Find the string "different" in the entries and copy each line that has it.

+++++

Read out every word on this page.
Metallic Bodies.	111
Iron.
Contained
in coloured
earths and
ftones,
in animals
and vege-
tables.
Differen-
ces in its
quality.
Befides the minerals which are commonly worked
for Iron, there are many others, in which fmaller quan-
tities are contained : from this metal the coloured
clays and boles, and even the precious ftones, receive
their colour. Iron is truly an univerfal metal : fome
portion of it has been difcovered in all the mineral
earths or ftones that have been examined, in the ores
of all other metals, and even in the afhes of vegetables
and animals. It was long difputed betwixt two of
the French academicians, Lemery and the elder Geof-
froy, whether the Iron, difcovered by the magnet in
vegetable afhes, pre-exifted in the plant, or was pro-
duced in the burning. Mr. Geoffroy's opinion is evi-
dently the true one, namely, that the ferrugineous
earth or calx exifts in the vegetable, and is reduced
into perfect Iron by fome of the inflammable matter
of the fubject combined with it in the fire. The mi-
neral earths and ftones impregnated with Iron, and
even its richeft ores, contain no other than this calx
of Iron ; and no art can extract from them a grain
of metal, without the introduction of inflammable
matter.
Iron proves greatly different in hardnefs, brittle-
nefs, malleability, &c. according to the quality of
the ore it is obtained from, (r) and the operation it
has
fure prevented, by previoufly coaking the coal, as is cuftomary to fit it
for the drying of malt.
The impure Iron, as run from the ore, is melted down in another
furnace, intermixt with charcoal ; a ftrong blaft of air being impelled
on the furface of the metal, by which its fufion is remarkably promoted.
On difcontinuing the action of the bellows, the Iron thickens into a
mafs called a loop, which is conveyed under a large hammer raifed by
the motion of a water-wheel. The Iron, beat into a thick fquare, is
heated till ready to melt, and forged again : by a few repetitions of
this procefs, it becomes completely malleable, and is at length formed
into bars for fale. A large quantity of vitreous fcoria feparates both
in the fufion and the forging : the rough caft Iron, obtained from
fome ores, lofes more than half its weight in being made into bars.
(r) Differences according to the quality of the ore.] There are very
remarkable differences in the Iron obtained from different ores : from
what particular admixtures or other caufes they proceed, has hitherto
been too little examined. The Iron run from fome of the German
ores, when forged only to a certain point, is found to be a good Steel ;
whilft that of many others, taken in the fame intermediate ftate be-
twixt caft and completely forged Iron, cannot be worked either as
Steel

+++++

• [RESPONSE BELOW]
Iron proves greatly different in hardnefs, brittle-
remarkable differences in the Iron obtained from different ores : from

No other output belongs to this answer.